_Supplied records_.

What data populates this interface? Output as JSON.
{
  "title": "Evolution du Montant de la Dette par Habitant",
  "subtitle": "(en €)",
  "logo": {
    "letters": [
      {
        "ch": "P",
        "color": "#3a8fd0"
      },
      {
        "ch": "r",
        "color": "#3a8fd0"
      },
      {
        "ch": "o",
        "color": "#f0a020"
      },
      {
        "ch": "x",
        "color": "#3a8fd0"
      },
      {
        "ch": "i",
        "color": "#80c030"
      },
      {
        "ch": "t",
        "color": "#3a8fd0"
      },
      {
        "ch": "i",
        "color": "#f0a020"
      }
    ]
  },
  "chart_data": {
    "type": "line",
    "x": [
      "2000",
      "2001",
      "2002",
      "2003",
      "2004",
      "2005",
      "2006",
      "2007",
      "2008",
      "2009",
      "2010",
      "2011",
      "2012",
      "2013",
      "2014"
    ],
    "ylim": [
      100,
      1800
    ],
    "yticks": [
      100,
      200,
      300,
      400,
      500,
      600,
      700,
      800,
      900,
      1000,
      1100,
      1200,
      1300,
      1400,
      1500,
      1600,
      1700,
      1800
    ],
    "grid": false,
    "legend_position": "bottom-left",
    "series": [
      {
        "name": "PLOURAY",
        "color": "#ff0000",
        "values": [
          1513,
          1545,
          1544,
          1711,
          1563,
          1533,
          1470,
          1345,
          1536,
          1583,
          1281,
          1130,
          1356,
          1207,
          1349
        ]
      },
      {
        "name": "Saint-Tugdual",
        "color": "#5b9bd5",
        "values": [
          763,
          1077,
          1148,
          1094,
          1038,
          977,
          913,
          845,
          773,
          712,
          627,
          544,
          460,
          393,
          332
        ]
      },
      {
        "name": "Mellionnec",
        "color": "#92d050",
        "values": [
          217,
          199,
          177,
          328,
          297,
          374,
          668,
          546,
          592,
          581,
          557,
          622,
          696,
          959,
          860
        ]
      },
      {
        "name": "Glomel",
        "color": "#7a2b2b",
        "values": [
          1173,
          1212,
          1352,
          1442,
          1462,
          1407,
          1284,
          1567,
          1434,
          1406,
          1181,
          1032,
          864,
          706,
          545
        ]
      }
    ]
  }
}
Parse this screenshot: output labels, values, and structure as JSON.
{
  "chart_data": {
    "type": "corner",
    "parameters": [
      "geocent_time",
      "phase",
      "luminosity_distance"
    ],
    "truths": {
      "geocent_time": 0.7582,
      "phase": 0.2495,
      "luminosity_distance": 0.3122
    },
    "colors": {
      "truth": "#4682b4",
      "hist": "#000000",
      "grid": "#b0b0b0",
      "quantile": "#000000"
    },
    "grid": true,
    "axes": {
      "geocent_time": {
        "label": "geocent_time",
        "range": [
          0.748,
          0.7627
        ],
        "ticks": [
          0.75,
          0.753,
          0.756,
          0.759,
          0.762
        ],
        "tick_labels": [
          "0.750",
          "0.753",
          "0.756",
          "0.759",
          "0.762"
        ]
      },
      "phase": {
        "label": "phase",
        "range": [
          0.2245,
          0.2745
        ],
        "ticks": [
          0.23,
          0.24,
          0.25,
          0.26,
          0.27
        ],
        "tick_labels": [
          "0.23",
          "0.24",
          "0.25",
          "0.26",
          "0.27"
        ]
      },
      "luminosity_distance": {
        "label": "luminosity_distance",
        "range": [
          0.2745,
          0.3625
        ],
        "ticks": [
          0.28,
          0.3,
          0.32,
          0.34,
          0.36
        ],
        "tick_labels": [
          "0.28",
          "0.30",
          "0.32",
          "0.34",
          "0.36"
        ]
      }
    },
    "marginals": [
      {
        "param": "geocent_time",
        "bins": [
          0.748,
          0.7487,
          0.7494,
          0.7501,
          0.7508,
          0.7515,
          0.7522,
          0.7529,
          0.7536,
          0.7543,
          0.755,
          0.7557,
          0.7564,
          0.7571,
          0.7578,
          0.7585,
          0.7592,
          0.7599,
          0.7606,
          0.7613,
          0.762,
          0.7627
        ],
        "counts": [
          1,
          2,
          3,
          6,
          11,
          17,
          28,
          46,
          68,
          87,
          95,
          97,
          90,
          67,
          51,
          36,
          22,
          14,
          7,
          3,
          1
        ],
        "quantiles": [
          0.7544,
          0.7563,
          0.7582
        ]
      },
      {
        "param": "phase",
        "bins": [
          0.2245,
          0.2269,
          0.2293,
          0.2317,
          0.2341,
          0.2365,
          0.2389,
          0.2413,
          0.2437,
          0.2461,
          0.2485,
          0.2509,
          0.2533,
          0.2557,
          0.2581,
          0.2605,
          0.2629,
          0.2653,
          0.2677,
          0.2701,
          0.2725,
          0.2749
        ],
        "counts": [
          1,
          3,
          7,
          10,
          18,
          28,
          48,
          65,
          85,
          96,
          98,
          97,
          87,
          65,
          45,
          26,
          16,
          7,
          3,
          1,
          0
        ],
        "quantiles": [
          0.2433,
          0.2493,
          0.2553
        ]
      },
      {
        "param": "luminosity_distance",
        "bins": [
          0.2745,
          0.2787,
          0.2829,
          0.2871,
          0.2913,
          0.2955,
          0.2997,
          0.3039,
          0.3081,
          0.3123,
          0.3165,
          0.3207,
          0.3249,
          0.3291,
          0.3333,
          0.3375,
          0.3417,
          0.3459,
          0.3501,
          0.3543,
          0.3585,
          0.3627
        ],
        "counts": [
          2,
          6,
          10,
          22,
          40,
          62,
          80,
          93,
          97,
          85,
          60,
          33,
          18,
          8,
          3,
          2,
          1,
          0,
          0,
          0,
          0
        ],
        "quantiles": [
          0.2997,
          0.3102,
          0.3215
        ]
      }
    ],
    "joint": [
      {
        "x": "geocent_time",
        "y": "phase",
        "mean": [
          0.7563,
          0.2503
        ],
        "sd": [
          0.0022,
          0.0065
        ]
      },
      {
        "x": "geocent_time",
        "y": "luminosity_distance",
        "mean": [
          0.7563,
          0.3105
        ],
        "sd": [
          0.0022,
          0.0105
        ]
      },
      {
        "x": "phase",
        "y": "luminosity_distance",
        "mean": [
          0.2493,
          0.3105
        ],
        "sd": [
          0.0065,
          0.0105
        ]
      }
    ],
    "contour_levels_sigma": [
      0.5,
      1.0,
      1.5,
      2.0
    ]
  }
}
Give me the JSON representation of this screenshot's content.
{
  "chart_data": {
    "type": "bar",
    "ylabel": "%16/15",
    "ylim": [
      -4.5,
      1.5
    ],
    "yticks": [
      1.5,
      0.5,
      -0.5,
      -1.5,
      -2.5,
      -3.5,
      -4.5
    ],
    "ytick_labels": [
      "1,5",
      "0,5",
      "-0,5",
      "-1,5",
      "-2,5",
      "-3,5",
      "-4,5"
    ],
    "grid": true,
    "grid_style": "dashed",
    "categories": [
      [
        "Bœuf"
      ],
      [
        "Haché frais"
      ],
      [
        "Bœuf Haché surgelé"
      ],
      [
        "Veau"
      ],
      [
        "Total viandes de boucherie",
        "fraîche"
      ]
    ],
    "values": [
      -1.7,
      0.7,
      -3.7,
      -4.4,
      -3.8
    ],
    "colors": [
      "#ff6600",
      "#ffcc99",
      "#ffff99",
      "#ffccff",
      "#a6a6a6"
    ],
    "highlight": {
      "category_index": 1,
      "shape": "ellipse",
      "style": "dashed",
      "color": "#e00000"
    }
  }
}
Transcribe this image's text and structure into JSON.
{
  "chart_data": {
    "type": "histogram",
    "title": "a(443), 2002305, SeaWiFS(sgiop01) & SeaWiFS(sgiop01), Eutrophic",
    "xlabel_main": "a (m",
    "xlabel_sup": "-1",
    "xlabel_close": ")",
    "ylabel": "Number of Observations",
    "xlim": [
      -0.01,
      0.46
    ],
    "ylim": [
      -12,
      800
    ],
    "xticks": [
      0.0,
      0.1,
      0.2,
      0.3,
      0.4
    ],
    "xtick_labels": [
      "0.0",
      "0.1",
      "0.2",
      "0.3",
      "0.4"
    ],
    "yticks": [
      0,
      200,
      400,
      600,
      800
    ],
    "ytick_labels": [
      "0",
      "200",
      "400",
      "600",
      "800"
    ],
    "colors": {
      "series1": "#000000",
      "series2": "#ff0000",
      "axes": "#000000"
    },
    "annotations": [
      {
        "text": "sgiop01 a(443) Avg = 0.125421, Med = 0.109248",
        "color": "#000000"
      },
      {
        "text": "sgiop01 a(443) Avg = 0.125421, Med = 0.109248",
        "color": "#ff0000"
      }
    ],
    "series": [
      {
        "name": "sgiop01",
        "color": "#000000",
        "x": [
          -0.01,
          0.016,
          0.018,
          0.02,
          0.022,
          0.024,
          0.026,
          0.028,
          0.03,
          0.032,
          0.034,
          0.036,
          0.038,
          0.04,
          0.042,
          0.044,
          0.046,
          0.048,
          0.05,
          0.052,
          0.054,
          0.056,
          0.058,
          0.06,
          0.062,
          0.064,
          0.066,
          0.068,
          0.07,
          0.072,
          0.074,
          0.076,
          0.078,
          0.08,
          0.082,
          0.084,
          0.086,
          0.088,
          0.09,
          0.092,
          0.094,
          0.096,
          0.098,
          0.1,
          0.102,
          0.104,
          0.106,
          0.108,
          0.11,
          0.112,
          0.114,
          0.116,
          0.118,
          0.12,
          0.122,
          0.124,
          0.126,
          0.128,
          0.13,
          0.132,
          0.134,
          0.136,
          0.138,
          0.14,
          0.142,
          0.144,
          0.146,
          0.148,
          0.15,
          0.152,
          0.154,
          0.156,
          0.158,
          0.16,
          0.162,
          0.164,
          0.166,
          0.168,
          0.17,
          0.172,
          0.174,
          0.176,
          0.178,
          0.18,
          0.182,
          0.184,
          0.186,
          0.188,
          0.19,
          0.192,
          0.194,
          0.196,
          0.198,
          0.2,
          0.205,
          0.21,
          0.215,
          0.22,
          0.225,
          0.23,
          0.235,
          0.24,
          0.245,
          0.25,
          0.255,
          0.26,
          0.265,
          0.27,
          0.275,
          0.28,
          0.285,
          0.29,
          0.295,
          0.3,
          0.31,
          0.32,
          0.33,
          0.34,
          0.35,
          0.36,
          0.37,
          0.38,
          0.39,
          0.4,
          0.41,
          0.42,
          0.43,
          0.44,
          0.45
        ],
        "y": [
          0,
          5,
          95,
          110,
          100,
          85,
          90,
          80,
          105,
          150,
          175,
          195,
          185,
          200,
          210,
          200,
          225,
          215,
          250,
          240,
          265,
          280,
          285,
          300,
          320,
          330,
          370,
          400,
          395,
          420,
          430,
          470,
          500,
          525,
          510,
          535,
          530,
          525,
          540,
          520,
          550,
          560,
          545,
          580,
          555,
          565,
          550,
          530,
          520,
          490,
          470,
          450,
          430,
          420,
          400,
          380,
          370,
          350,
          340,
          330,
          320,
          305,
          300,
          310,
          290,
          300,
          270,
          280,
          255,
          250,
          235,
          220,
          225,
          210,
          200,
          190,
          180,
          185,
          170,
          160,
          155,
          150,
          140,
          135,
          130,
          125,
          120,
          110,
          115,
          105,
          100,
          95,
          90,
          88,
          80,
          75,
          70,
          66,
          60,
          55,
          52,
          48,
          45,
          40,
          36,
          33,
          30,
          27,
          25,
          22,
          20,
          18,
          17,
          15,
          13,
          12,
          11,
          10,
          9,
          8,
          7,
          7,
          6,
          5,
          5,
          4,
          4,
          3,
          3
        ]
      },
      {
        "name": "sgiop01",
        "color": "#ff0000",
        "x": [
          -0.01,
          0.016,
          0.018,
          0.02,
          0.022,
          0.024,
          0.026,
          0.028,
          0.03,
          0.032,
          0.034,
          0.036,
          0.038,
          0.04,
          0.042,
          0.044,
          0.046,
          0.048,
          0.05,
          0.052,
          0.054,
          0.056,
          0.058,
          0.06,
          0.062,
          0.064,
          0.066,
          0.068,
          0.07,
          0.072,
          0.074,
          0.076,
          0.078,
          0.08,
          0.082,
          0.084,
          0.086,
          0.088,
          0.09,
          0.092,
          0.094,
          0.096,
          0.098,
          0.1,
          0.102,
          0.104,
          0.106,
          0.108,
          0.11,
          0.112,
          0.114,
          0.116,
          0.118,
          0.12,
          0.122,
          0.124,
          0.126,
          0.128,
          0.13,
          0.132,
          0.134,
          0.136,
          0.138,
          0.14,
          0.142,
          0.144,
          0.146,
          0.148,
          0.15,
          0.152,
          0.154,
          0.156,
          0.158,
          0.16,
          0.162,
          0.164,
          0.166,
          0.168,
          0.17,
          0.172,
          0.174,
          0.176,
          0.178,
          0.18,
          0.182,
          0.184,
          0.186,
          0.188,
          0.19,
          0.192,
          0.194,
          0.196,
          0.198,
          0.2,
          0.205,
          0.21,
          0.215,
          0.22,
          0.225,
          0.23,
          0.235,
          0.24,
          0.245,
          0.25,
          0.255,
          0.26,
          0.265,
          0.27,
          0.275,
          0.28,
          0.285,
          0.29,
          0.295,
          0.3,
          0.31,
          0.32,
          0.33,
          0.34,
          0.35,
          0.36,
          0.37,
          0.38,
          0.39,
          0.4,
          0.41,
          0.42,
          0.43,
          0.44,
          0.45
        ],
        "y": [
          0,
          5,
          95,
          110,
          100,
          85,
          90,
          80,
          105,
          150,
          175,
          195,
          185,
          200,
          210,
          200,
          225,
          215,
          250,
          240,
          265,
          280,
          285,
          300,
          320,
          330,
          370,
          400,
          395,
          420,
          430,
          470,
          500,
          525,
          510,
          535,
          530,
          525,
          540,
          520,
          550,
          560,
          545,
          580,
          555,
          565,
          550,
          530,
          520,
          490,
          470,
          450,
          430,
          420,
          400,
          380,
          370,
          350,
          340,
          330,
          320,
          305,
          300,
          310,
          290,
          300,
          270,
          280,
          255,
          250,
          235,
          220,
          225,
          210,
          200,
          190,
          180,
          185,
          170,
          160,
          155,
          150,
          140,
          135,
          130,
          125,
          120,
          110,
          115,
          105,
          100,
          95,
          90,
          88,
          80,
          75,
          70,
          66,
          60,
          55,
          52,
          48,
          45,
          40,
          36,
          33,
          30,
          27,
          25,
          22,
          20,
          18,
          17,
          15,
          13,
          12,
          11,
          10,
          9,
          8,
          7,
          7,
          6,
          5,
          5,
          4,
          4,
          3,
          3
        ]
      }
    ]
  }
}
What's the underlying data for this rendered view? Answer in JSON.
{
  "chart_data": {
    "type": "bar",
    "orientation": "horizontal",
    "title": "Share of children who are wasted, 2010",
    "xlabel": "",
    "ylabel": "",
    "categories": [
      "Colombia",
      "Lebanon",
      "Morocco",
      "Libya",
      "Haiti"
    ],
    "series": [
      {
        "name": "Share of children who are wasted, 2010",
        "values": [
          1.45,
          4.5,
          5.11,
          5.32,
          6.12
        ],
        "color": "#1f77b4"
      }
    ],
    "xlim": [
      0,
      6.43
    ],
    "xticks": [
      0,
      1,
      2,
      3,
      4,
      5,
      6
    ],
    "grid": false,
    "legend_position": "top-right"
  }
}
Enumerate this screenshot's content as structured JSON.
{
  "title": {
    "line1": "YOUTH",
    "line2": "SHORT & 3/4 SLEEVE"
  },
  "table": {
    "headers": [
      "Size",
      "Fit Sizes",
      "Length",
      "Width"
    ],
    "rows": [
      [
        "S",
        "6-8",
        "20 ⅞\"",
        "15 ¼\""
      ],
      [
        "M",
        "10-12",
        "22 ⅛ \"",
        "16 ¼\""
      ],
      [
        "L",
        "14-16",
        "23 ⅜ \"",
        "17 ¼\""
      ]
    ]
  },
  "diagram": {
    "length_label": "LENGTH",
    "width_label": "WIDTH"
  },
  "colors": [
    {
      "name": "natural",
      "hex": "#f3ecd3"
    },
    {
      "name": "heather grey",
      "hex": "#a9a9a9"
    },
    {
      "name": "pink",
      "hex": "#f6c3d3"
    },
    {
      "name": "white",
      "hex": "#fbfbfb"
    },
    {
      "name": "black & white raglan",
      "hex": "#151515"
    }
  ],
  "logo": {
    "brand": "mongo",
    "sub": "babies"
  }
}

_Task statement_.
Only the lines from the one containing "Enumerate this screenshot's" through the end of the entries above belong in the answer; repeat them exactly.

_Finished answer_.
Enumerate this screenshot's content as structured JSON.
{
  "title": {
    "line1": "YOUTH",
    "line2": "SHORT & 3/4 SLEEVE"
  },
  "table": {
    "headers": [
      "Size",
      "Fit Sizes",
      "Length",
      "Width"
    ],
    "rows": [
      [
        "S",
        "6-8",
        "20 ⅞\"",
        "15 ¼\""
      ],
      [
        "M",
        "10-12",
        "22 ⅛ \"",
        "16 ¼\""
      ],
      [
        "L",
        "14-16",
        "23 ⅜ \"",
        "17 ¼\""
      ]
    ]
  },
  "diagram": {
    "length_label": "LENGTH",
    "width_label": "WIDTH"
  },
  "colors": [
    {
      "name": "natural",
      "hex": "#f3ecd3"
    },
    {
      "name": "heather grey",
      "hex": "#a9a9a9"
    },
    {
      "name": "pink",
      "hex": "#f6c3d3"
    },
    {
      "name": "white",
      "hex": "#fbfbfb"
    },
    {
      "name": "black & white raglan",
      "hex": "#151515"
    }
  ],
  "logo": {
    "brand": "mongo",
    "sub": "babies"
  }
}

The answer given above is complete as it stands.